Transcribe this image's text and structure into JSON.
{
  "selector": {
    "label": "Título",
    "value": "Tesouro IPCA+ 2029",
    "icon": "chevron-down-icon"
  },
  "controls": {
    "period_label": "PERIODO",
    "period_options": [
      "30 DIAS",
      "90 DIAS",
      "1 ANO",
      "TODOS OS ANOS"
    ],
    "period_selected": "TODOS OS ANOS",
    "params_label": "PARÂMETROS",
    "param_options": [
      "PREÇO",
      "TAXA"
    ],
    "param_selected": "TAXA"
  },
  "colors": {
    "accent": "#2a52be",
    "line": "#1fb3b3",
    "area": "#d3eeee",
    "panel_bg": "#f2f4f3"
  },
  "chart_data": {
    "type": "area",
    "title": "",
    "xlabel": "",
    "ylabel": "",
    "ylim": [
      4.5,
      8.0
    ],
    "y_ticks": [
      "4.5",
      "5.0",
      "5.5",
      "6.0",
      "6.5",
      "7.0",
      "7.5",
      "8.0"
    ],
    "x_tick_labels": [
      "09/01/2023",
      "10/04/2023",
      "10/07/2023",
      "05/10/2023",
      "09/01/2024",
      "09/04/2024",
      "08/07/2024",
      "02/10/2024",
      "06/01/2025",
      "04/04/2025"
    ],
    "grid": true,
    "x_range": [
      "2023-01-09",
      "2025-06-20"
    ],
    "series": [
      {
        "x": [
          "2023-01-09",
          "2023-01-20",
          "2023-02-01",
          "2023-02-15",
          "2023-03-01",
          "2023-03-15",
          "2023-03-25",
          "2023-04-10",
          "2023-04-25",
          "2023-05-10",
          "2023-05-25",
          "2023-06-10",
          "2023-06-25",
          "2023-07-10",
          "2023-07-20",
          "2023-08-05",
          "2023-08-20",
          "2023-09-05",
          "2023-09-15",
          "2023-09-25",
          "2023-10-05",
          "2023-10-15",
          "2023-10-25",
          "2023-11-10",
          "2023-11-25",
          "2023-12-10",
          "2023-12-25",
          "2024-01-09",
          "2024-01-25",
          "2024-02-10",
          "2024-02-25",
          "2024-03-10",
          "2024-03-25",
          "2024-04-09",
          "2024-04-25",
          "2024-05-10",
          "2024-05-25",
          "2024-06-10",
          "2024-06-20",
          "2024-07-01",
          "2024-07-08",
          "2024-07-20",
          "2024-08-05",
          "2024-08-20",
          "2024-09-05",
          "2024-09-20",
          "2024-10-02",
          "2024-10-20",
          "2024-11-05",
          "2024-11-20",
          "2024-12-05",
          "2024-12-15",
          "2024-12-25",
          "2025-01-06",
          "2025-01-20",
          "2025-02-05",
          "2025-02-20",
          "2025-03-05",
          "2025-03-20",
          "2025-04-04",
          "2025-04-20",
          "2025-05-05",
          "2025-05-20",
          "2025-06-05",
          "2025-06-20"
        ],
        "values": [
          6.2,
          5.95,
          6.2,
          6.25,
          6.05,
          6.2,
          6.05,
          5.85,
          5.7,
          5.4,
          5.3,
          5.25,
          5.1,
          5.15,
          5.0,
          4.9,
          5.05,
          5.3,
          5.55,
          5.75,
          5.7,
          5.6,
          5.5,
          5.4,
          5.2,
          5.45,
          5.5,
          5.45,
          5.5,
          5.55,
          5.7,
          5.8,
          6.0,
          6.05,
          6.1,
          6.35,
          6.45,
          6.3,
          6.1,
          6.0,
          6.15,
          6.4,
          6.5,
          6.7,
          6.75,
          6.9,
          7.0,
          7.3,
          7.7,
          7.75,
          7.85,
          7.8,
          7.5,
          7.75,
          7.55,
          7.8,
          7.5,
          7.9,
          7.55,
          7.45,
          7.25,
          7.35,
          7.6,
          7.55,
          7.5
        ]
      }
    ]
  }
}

--- Task ---
Look for "TODOS" and pull out every line that has it.

--- Output for this task ---
      "TODOS OS ANOS"
    "period_selected": "TODOS OS ANOS",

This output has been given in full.